───── LISTED ENTRIES

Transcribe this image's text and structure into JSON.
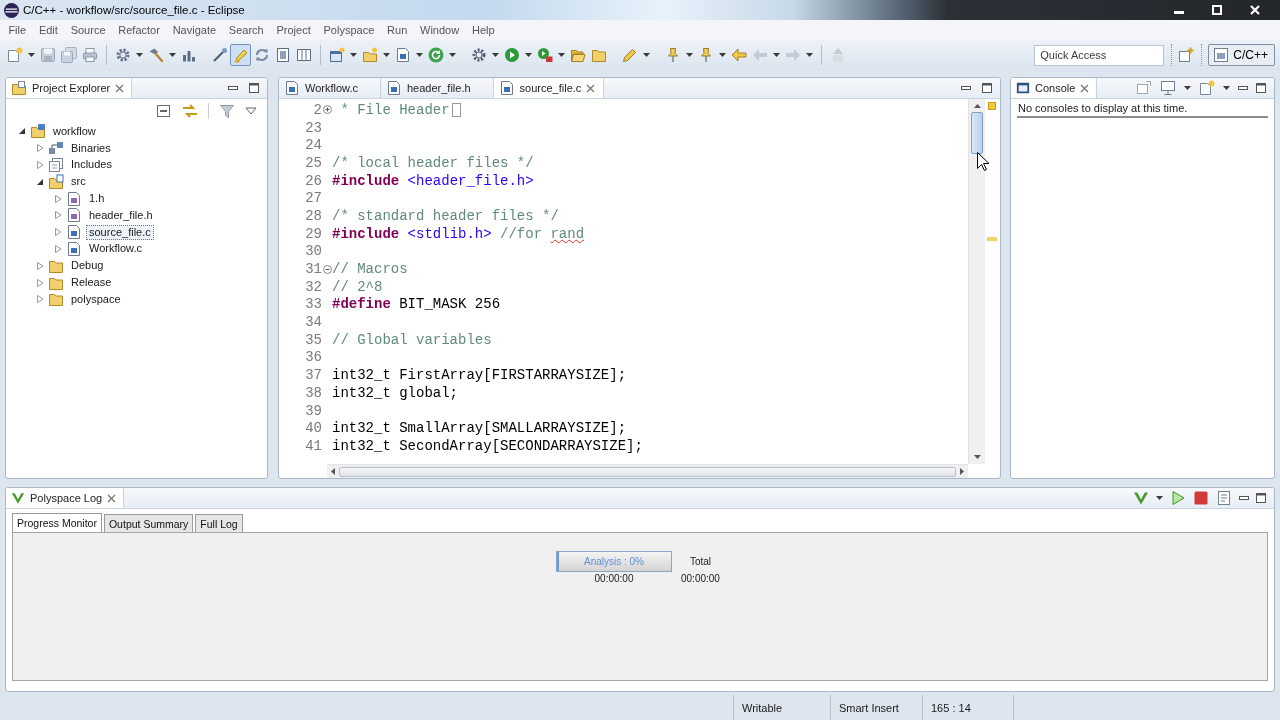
{
  "window": {
    "title": "C/C++ - workflow/src/source_file.c - Eclipse"
  },
  "menu": [
    "File",
    "Edit",
    "Source",
    "Refactor",
    "Navigate",
    "Search",
    "Project",
    "Polyspace",
    "Run",
    "Window",
    "Help"
  ],
  "toolbar": {
    "marker_toggle": {
      "pressed": true
    },
    "quick_access": {
      "placeholder": "Quick Access"
    },
    "perspectives": [
      {
        "label": "C/C++",
        "selected": true
      }
    ]
  },
  "project_explorer": {
    "title": "Project Explorer",
    "tree": [
      {
        "label": "workflow",
        "kind": "project",
        "expanded": true,
        "selected": false,
        "children": [
          {
            "label": "Binaries",
            "kind": "binaries",
            "expanded": false,
            "selected": false
          },
          {
            "label": "Includes",
            "kind": "includes",
            "expanded": false,
            "selected": false
          },
          {
            "label": "src",
            "kind": "source-folder",
            "expanded": true,
            "selected": false,
            "children": [
              {
                "label": "1.h",
                "kind": "header",
                "expanded": false,
                "selected": false
              },
              {
                "label": "header_file.h",
                "kind": "header",
                "expanded": false,
                "selected": false
              },
              {
                "label": "source_file.c",
                "kind": "source",
                "expanded": false,
                "selected": true
              },
              {
                "label": "Workflow.c",
                "kind": "source",
                "expanded": false,
                "selected": false
              }
            ]
          },
          {
            "label": "Debug",
            "kind": "folder",
            "expanded": false,
            "selected": false
          },
          {
            "label": "Release",
            "kind": "folder",
            "expanded": false,
            "selected": false
          },
          {
            "label": "polyspace",
            "kind": "folder",
            "expanded": false,
            "selected": false
          }
        ]
      }
    ]
  },
  "editor": {
    "tabs": [
      {
        "label": "Workflow.c",
        "selected": false
      },
      {
        "label": "header_file.h",
        "selected": false
      },
      {
        "label": "source_file.c",
        "selected": true
      }
    ],
    "lines": [
      {
        "number": "2",
        "fold": {
          "expanded": false
        },
        "parts": [
          {
            "kind": "comment",
            "text": " * File Header"
          }
        ]
      },
      {
        "number": "23"
      },
      {
        "number": "24"
      },
      {
        "number": "25",
        "parts": [
          {
            "kind": "comment",
            "text": "/* local header files */"
          }
        ]
      },
      {
        "number": "26",
        "parts": [
          {
            "kind": "directive",
            "text": "#include"
          },
          {
            "kind": "string",
            "text": " <header_file.h>"
          }
        ]
      },
      {
        "number": "27"
      },
      {
        "number": "28",
        "parts": [
          {
            "kind": "comment",
            "text": "/* standard header files */"
          }
        ]
      },
      {
        "number": "29",
        "parts": [
          {
            "kind": "directive",
            "text": "#include"
          },
          {
            "kind": "string",
            "text": " <stdlib.h>"
          },
          {
            "kind": "comment",
            "text": " //for "
          },
          {
            "kind": "misspelled",
            "text": "rand"
          }
        ]
      },
      {
        "number": "30"
      },
      {
        "number": "31",
        "fold": {
          "expanded": true
        },
        "parts": [
          {
            "kind": "comment",
            "text": "// Macros"
          }
        ]
      },
      {
        "number": "32",
        "parts": [
          {
            "kind": "comment",
            "text": "// 2^8"
          }
        ]
      },
      {
        "number": "33",
        "parts": [
          {
            "kind": "directive",
            "text": "#define"
          },
          {
            "kind": "code",
            "text": " BIT_MASK 256"
          }
        ]
      },
      {
        "number": "34"
      },
      {
        "number": "35",
        "parts": [
          {
            "kind": "comment",
            "text": "// Global variables"
          }
        ]
      },
      {
        "number": "36"
      },
      {
        "number": "37",
        "parts": [
          {
            "kind": "code",
            "text": "int32_t FirstArray[FIRSTARRAYSIZE];"
          }
        ]
      },
      {
        "number": "38",
        "parts": [
          {
            "kind": "code",
            "text": "int32_t global;"
          }
        ]
      },
      {
        "number": "39"
      },
      {
        "number": "40",
        "parts": [
          {
            "kind": "code",
            "text": "int32_t SmallArray[SMALLARRAYSIZE];"
          }
        ]
      },
      {
        "number": "41",
        "parts": [
          {
            "kind": "code",
            "text": "int32_t SecondArray[SECONDARRAYSIZE];"
          }
        ]
      }
    ]
  },
  "console": {
    "title": "Console",
    "message": "No consoles to display at this time."
  },
  "polyspace_log": {
    "title": "Polyspace Log",
    "tabs": [
      {
        "label": "Progress Monitor",
        "selected": true
      },
      {
        "label": "Output Summary",
        "selected": false
      },
      {
        "label": "Full Log",
        "selected": false
      }
    ],
    "progress": {
      "label": "Analysis : 0%",
      "level": 0,
      "elapsed": "00:00:00"
    },
    "total": {
      "label": "Total",
      "elapsed": "00:00:00"
    }
  },
  "status_bar": [
    "Writable",
    "Smart Insert",
    "165 : 14"
  ]
}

──────────

Copy the listing in full and without alteration, omitting every picture.

Transcribe this image's text and structure into JSON.
{
  "window": {
    "title": "C/C++ - workflow/src/source_file.c - Eclipse"
  },
  "menu": [
    "File",
    "Edit",
    "Source",
    "Refactor",
    "Navigate",
    "Search",
    "Project",
    "Polyspace",
    "Run",
    "Window",
    "Help"
  ],
  "toolbar": {
    "marker_toggle": {
      "pressed": true
    },
    "quick_access": {
      "placeholder": "Quick Access"
    },
    "perspectives": [
      {
        "label": "C/C++",
        "selected": true
      }
    ]
  },
  "project_explorer": {
    "title": "Project Explorer",
    "tree": [
      {
        "label": "workflow",
        "kind": "project",
        "expanded": true,
        "selected": false,
        "children": [
          {
            "label": "Binaries",
            "kind": "binaries",
            "expanded": false,
            "selected": false
          },
          {
            "label": "Includes",
            "kind": "includes",
            "expanded": false,
            "selected": false
          },
          {
            "label": "src",
            "kind": "source-folder",
            "expanded": true,
            "selected": false,
            "children": [
              {
                "label": "1.h",
                "kind": "header",
                "expanded": false,
                "selected": false
              },
              {
                "label": "header_file.h",
                "kind": "header",
                "expanded": false,
                "selected": false
              },
              {
                "label": "source_file.c",
                "kind": "source",
                "expanded": false,
                "selected": true
              },
              {
                "label": "Workflow.c",
                "kind": "source",
                "expanded": false,
                "selected": false
              }
            ]
          },
          {
            "label": "Debug",
            "kind": "folder",
            "expanded": false,
            "selected": false
          },
          {
            "label": "Release",
            "kind": "folder",
            "expanded": false,
            "selected": false
          },
          {
            "label": "polyspace",
            "kind": "folder",
            "expanded": false,
            "selected": false
          }
        ]
      }
    ]
  },
  "editor": {
    "tabs": [
      {
        "label": "Workflow.c",
        "selected": false
      },
      {
        "label": "header_file.h",
        "selected": false
      },
      {
        "label": "source_file.c",
        "selected": true
      }
    ],
    "lines": [
      {
        "number": "2",
        "fold": {
          "expanded": false
        },
        "parts": [
          {
            "kind": "comment",
            "text": " * File Header"
          }
        ]
      },
      {
        "number": "23"
      },
      {
        "number": "24"
      },
      {
        "number": "25",
        "parts": [
          {
            "kind": "comment",
            "text": "/* local header files */"
          }
        ]
      },
      {
        "number": "26",
        "parts": [
          {
            "kind": "directive",
            "text": "#include"
          },
          {
            "kind": "string",
            "text": " <header_file.h>"
          }
        ]
      },
      {
        "number": "27"
      },
      {
        "number": "28",
        "parts": [
          {
            "kind": "comment",
            "text": "/* standard header files */"
          }
        ]
      },
      {
        "number": "29",
        "parts": [
          {
            "kind": "directive",
            "text": "#include"
          },
          {
            "kind": "string",
            "text": " <stdlib.h>"
          },
          {
            "kind": "comment",
            "text": " //for "
          },
          {
            "kind": "misspelled",
            "text": "rand"
          }
        ]
      },
      {
        "number": "30"
      },
      {
        "number": "31",
        "fold": {
          "expanded": true
        },
        "parts": [
          {
            "kind": "comment",
            "text": "// Macros"
          }
        ]
      },
      {
        "number": "32",
        "parts": [
          {
            "kind": "comment",
            "text": "// 2^8"
          }
        ]
      },
      {
        "number": "33",
        "parts": [
          {
            "kind": "directive",
            "text": "#define"
          },
          {
            "kind": "code",
            "text": " BIT_MASK 256"
          }
        ]
      },
      {
        "number": "34"
      },
      {
        "number": "35",
        "parts": [
          {
            "kind": "comment",
            "text": "// Global variables"
          }
        ]
      },
      {
        "number": "36"
      },
      {
        "number": "37",
        "parts": [
          {
            "kind": "code",
            "text": "int32_t FirstArray[FIRSTARRAYSIZE];"
          }
        ]
      },
      {
        "number": "38",
        "parts": [
          {
            "kind": "code",
            "text": "int32_t global;"
          }
        ]
      },
      {
        "number": "39"
      },
      {
        "number": "40",
        "parts": [
          {
            "kind": "code",
            "text": "int32_t SmallArray[SMALLARRAYSIZE];"
          }
        ]
      },
      {
        "number": "41",
        "parts": [
          {
            "kind": "code",
            "text": "int32_t SecondArray[SECONDARRAYSIZE];"
          }
        ]
      }
    ]
  },
  "console": {
    "title": "Console",
    "message": "No consoles to display at this time."
  },
  "polyspace_log": {
    "title": "Polyspace Log",
    "tabs": [
      {
        "label": "Progress Monitor",
        "selected": true
      },
      {
        "label": "Output Summary",
        "selected": false
      },
      {
        "label": "Full Log",
        "selected": false
      }
    ],
    "progress": {
      "label": "Analysis : 0%",
      "level": 0,
      "elapsed": "00:00:00"
    },
    "total": {
      "label": "Total",
      "elapsed": "00:00:00"
    }
  },
  "status_bar": [
    "Writable",
    "Smart Insert",
    "165 : 14"
  ]
}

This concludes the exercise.